Records:
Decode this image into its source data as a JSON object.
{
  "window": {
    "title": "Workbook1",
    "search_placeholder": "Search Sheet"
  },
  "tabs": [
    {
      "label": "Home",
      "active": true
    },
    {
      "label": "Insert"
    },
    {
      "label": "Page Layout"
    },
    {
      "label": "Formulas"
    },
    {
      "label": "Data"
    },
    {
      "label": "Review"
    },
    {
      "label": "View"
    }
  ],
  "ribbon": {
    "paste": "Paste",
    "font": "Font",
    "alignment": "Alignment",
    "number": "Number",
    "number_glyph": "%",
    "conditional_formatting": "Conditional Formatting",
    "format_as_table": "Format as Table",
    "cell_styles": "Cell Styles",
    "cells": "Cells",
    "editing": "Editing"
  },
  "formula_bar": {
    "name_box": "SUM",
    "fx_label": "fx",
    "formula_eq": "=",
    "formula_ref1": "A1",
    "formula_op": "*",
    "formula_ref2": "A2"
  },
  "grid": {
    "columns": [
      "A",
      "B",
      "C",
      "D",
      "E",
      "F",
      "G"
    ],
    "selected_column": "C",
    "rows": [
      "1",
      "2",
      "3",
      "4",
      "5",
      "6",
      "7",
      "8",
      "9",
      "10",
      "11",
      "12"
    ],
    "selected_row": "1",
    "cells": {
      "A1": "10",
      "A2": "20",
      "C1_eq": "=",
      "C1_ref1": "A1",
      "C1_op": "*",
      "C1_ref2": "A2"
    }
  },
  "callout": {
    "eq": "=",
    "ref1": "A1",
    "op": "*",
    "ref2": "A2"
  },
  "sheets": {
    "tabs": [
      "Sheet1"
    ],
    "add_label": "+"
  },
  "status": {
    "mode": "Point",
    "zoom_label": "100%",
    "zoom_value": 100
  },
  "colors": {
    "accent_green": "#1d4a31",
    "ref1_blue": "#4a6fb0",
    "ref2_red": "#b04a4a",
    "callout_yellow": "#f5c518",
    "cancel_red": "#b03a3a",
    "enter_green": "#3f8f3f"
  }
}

*INSTRUCTIONS TO FOLLOW:* Each line of the material should be echoed exactly.

*OUTPUT BELOW:*
Decode this image into its source data as a JSON object.
{
  "window": {
    "title": "Workbook1",
    "search_placeholder": "Search Sheet"
  },
  "tabs": [
    {
      "label": "Home",
      "active": true
    },
    {
      "label": "Insert"
    },
    {
      "label": "Page Layout"
    },
    {
      "label": "Formulas"
    },
    {
      "label": "Data"
    },
    {
      "label": "Review"
    },
    {
      "label": "View"
    }
  ],
  "ribbon": {
    "paste": "Paste",
    "font": "Font",
    "alignment": "Alignment",
    "number": "Number",
    "number_glyph": "%",
    "conditional_formatting": "Conditional Formatting",
    "format_as_table": "Format as Table",
    "cell_styles": "Cell Styles",
    "cells": "Cells",
    "editing": "Editing"
  },
  "formula_bar": {
    "name_box": "SUM",
    "fx_label": "fx",
    "formula_eq": "=",
    "formula_ref1": "A1",
    "formula_op": "*",
    "formula_ref2": "A2"
  },
  "grid": {
    "columns": [
      "A",
      "B",
      "C",
      "D",
      "E",
      "F",
      "G"
    ],
    "selected_column": "C",
    "rows": [
      "1",
      "2",
      "3",
      "4",
      "5",
      "6",
      "7",
      "8",
      "9",
      "10",
      "11",
      "12"
    ],
    "selected_row": "1",
    "cells": {
      "A1": "10",
      "A2": "20",
      "C1_eq": "=",
      "C1_ref1": "A1",
      "C1_op": "*",
      "C1_ref2": "A2"
    }
  },
  "callout": {
    "eq": "=",
    "ref1": "A1",
    "op": "*",
    "ref2": "A2"
  },
  "sheets": {
    "tabs": [
      "Sheet1"
    ],
    "add_label": "+"
  },
  "status": {
    "mode": "Point",
    "zoom_label": "100%",
    "zoom_value": 100
  },
  "colors": {
    "accent_green": "#1d4a31",
    "ref1_blue": "#4a6fb0",
    "ref2_red": "#b04a4a",
    "callout_yellow": "#f5c518",
    "cancel_red": "#b03a3a",
    "enter_green": "#3f8f3f"
  }
}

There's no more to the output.